→ Brief: Copy out every line of the data exactly.

(A block of data)
○ ○ ○ ○ ○ ○ ○
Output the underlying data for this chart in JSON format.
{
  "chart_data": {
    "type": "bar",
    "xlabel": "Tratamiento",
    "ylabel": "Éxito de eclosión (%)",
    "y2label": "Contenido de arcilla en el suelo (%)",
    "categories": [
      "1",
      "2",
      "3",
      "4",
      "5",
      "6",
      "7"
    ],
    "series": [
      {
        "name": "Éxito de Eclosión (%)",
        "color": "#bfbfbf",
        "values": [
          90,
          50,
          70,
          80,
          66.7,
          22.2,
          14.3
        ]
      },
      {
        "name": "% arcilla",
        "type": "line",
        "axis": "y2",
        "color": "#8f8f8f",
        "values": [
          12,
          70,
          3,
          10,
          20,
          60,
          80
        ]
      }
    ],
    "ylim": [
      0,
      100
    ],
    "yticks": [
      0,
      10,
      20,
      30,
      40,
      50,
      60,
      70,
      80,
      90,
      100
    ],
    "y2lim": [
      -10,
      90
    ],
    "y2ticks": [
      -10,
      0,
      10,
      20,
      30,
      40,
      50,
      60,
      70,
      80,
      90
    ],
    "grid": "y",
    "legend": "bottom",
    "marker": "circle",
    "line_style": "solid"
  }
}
○ ○ ○ ○ ○ ○ ○
→ Answer to the exercise:
Output the underlying data for this chart in JSON format.
{
  "chart_data": {
    "type": "bar",
    "xlabel": "Tratamiento",
    "ylabel": "Éxito de eclosión (%)",
    "y2label": "Contenido de arcilla en el suelo (%)",
    "categories": [
      "1",
      "2",
      "3",
      "4",
      "5",
      "6",
      "7"
    ],
    "series": [
      {
        "name": "Éxito de Eclosión (%)",
        "color": "#bfbfbf",
        "values": [
          90,
          50,
          70,
          80,
          66.7,
          22.2,
          14.3
        ]
      },
      {
        "name": "% arcilla",
        "type": "line",
        "axis": "y2",
        "color": "#8f8f8f",
        "values": [
          12,
          70,
          3,
          10,
          20,
          60,
          80
        ]
      }
    ],
    "ylim": [
      0,
      100
    ],
    "yticks": [
      0,
      10,
      20,
      30,
      40,
      50,
      60,
      70,
      80,
      90,
      100
    ],
    "y2lim": [
      -10,
      90
    ],
    "y2ticks": [
      -10,
      0,
      10,
      20,
      30,
      40,
      50,
      60,
      70,
      80,
      90
    ],
    "grid": "y",
    "legend": "bottom",
    "marker": "circle",
    "line_style": "solid"
  }
}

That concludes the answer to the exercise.